## Start

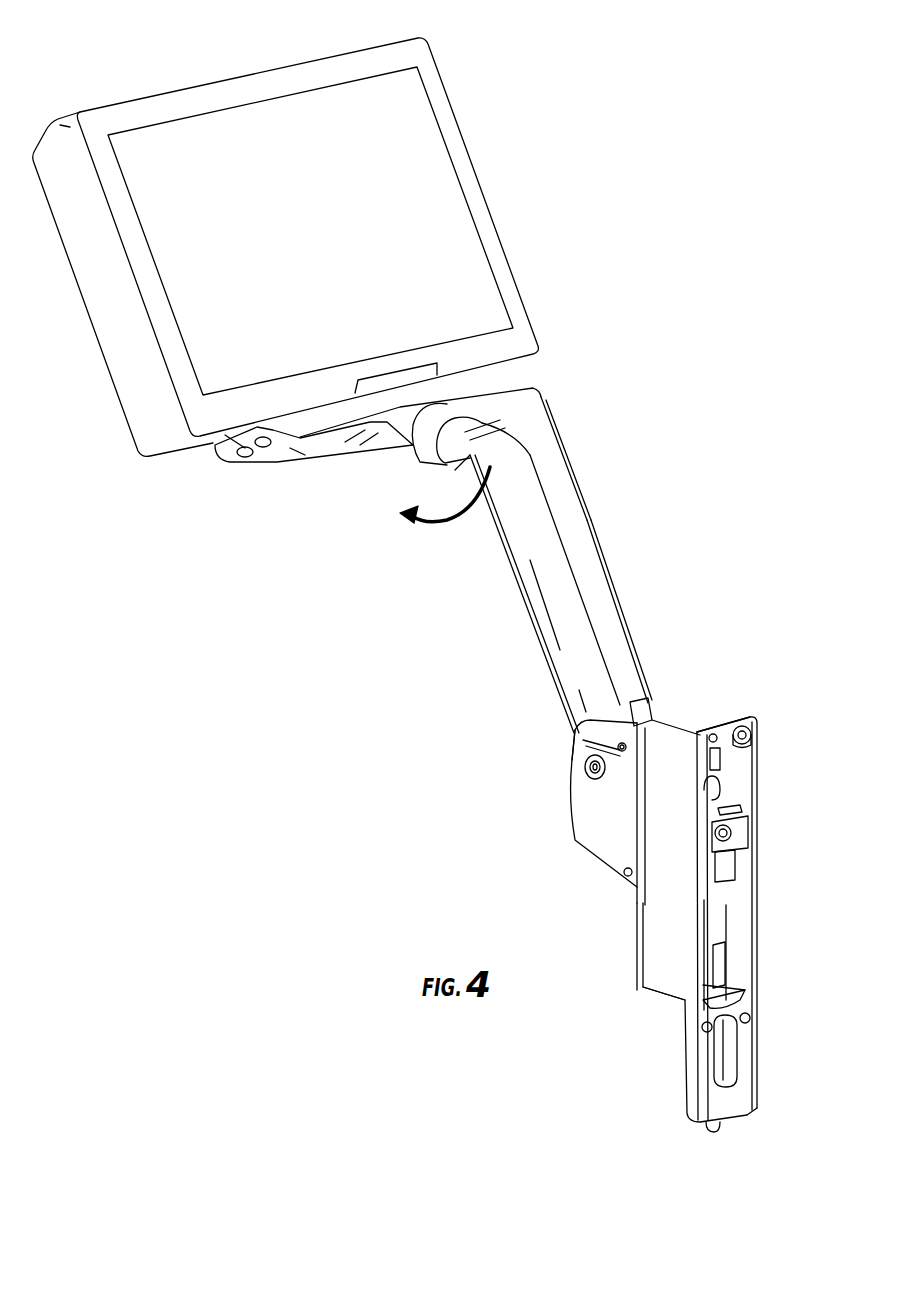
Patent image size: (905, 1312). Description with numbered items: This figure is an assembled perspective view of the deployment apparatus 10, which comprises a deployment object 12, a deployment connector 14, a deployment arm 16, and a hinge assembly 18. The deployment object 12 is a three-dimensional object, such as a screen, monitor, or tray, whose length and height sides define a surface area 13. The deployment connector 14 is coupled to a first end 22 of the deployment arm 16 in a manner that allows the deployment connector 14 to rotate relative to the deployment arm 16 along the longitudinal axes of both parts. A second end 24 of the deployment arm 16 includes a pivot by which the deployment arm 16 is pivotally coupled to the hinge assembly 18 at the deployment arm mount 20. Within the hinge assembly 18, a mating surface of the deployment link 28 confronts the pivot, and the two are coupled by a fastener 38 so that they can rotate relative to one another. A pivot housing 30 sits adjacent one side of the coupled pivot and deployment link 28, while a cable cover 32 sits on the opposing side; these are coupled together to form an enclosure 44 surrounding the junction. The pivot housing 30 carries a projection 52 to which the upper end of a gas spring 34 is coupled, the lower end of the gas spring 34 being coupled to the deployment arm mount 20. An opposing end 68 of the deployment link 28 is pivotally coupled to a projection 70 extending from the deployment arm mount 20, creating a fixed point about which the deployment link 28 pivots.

The deployment apparatus 10 is at (688, 190).
The deployment object 12 is at (143, 97).
The surface area 13 is at (322, 117).
The deployment connector 14 is at (515, 426).
The deployment arm 16 is at (592, 575).
The hinge assembly 18 is at (772, 663).
The deployment arm mount 20 is at (753, 940).
The first end 22 is at (515, 537).
The second end 24 is at (563, 708).
The deployment link 28 is at (728, 823).
The pivot housing 30 is at (685, 723).
The cable cover 32 is at (588, 802).
The gas spring 34 is at (703, 985).
The fastener 38 is at (587, 768).
The enclosure 44 is at (570, 755).
The projection 52 is at (713, 780).
The opposing end 68 is at (717, 832).
The projection 70 is at (728, 842).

## End

## What the task asks
Please write out the rows word for word, starting at the beginning of the rows and ending at the line that contains "The hinge assembly 18 is at (772, 663).". Include both ends, and leave out the pictures.

## Completed task
Patent image size: (905, 1312). Description with numbered items: This figure is an assembled perspective view of the deployment apparatus 10, which comprises a deployment object 12, a deployment connector 14, a deployment arm 16, and a hinge assembly 18. The deployment object 12 is a three-dimensional object, such as a screen, monitor, or tray, whose length and height sides define a surface area 13. The deployment connector 14 is coupled to a first end 22 of the deployment arm 16 in a manner that allows the deployment connector 14 to rotate relative to the deployment arm 16 along the longitudinal axes of both parts. A second end 24 of the deployment arm 16 includes a pivot by which the deployment arm 16 is pivotally coupled to the hinge assembly 18 at the deployment arm mount 20. Within the hinge assembly 18, a mating surface of the deployment link 28 confronts the pivot, and the two are coupled by a fastener 38 so that they can rotate relative to one another. A pivot housing 30 sits adjacent one side of the coupled pivot and deployment link 28, while a cable cover 32 sits on the opposing side; these are coupled together to form an enclosure 44 surrounding the junction. The pivot housing 30 carries a projection 52 to which the upper end of a gas spring 34 is coupled, the lower end of the gas spring 34 being coupled to the deployment arm mount 20. An opposing end 68 of the deployment link 28 is pivotally coupled to a projection 70 extending from the deployment arm mount 20, creating a fixed point about which the deployment link 28 pivots.

The deployment apparatus 10 is at (688, 190).
The deployment object 12 is at (143, 97).
The surface area 13 is at (322, 117).
The deployment connector 14 is at (515, 426).
The deployment arm 16 is at (592, 575).
The hinge assembly 18 is at (772, 663).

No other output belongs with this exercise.